GIVEN RECORDS ▸

"""

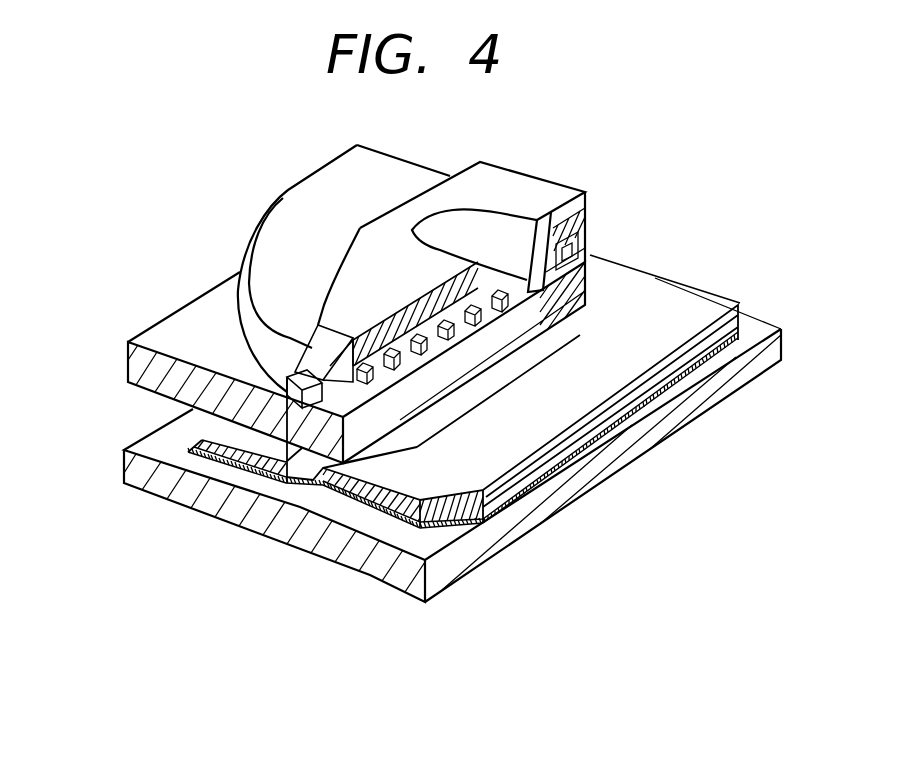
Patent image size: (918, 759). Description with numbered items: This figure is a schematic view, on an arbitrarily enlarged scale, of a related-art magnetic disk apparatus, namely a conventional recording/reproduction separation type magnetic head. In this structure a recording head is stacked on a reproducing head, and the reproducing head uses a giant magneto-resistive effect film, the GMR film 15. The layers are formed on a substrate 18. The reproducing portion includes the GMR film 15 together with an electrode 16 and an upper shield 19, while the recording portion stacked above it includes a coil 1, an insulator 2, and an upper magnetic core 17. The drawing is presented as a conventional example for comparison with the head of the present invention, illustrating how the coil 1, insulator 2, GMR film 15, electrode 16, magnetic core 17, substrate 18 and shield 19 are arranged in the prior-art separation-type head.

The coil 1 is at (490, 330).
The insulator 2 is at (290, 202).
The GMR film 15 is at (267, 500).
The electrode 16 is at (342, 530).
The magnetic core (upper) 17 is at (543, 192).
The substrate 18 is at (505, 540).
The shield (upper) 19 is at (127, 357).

"""
"""

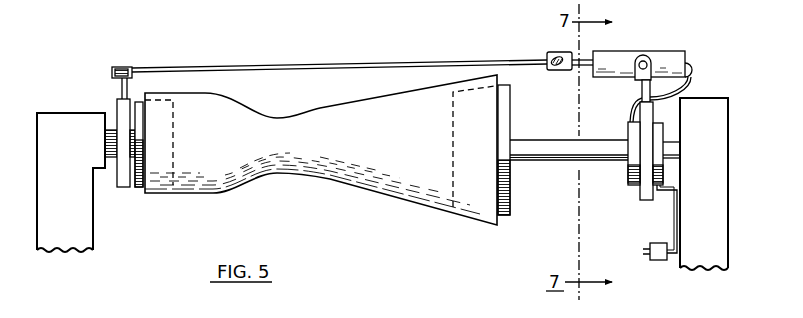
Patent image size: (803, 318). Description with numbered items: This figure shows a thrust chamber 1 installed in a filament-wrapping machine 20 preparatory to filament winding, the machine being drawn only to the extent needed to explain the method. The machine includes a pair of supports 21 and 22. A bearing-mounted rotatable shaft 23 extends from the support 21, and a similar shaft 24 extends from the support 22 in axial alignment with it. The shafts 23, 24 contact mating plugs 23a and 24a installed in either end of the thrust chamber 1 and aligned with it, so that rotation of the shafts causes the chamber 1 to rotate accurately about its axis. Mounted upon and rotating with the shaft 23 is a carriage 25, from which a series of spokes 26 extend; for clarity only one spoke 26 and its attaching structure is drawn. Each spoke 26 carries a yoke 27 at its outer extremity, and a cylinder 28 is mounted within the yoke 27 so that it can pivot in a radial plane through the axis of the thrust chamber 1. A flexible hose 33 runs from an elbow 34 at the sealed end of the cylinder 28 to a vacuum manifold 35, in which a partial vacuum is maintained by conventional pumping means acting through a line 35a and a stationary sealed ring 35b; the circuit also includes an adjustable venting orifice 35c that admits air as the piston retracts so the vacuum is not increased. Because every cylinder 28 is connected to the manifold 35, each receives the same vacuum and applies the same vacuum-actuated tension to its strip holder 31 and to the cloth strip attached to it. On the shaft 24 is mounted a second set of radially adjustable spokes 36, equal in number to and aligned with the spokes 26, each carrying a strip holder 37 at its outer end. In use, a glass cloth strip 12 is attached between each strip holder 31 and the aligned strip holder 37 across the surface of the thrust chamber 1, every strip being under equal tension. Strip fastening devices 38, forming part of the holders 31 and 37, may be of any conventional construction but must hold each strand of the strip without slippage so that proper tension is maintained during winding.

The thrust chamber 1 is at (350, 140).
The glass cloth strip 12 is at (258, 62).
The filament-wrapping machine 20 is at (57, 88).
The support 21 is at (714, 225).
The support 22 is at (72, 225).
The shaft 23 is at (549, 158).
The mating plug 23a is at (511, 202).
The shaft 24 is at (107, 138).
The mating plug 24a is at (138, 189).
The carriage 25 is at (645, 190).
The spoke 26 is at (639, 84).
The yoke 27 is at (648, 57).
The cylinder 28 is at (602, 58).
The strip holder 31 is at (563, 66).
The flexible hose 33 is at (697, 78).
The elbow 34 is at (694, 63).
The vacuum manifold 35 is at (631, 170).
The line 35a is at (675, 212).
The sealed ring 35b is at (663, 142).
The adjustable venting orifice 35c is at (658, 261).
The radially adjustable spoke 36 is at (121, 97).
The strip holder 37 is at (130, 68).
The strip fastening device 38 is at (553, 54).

"""

REQUEST ▸ Reproduce, without any change, every line from the one containing "Patent image size: (918, 759)." through the one containing "The electrode 16 is at (342, 530).", including both of those lines.

THE SOLUTION ▸
Patent image size: (918, 759). Description with numbered items: This figure is a schematic view, on an arbitrarily enlarged scale, of a related-art magnetic disk apparatus, namely a conventional recording/reproduction separation type magnetic head. In this structure a recording head is stacked on a reproducing head, and the reproducing head uses a giant magneto-resistive effect film, the GMR film 15. The layers are formed on a substrate 18. The reproducing portion includes the GMR film 15 together with an electrode 16 and an upper shield 19, while the recording portion stacked above it includes a coil 1, an insulator 2, and an upper magnetic core 17. The drawing is presented as a conventional example for comparison with the head of the present invention, illustrating how the coil 1, insulator 2, GMR film 15, electrode 16, magnetic core 17, substrate 18 and shield 19 are arranged in the prior-art separation-type head.

The coil 1 is at (490, 330).
The insulator 2 is at (290, 202).
The GMR film 15 is at (267, 500).
The electrode 16 is at (342, 530).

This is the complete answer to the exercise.